Recorded data:
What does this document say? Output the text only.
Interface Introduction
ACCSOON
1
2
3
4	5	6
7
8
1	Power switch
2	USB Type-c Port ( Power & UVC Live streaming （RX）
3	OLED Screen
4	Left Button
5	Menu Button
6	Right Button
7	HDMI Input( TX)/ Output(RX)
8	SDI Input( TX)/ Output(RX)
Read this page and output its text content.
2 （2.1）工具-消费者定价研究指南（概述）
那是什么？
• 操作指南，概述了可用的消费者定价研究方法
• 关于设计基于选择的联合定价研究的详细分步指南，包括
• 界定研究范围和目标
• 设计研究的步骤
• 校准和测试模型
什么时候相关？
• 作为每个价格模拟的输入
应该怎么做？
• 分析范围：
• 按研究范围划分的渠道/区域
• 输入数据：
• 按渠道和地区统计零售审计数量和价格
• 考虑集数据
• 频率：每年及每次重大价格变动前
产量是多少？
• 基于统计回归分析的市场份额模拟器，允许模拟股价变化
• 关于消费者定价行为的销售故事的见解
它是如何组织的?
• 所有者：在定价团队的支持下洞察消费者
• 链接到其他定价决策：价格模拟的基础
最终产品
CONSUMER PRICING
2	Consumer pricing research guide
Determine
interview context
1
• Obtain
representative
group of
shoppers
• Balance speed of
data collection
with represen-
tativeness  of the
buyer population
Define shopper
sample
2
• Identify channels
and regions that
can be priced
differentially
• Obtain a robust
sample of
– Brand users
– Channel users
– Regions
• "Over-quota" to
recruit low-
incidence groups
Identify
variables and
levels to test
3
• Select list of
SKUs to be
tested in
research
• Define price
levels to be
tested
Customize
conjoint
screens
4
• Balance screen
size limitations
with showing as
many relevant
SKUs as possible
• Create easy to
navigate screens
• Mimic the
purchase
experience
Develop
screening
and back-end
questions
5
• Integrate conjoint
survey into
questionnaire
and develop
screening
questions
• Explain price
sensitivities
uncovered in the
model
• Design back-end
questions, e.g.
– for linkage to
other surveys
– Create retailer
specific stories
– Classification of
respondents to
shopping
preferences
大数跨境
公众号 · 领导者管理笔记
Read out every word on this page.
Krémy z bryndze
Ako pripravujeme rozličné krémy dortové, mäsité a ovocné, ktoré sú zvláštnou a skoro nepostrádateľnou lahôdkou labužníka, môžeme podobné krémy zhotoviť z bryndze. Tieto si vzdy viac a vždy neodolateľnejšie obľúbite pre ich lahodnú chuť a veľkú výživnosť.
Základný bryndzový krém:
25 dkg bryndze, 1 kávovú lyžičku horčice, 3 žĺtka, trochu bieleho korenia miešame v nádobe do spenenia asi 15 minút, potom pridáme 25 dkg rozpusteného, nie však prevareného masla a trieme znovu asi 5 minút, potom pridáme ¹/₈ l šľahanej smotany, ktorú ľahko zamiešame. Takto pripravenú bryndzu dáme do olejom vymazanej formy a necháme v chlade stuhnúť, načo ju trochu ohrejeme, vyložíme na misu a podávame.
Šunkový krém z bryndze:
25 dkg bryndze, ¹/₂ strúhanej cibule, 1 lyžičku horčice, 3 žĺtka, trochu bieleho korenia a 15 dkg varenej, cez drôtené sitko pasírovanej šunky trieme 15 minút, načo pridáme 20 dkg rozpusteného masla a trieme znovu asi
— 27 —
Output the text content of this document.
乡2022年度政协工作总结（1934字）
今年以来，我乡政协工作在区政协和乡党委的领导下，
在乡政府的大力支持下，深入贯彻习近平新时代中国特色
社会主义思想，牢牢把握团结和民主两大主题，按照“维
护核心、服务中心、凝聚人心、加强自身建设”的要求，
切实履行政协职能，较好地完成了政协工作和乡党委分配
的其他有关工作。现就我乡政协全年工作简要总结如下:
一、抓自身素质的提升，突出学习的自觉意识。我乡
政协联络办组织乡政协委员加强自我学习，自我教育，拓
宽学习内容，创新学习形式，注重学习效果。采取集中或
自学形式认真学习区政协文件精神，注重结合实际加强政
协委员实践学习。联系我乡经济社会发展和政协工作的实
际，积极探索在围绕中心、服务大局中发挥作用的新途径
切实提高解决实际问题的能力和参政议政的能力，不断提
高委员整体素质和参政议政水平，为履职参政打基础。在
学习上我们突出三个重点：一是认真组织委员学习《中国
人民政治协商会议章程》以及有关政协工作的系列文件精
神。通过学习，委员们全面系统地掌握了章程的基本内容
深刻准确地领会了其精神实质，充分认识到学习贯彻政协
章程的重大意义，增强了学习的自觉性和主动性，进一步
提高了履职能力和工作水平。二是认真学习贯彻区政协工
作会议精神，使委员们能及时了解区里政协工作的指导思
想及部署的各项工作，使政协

#### Given request:
Find all lines holding the string "document" and copy them.

#### The completed task:
What does this document say? Output the text only.
Output the text content of this document.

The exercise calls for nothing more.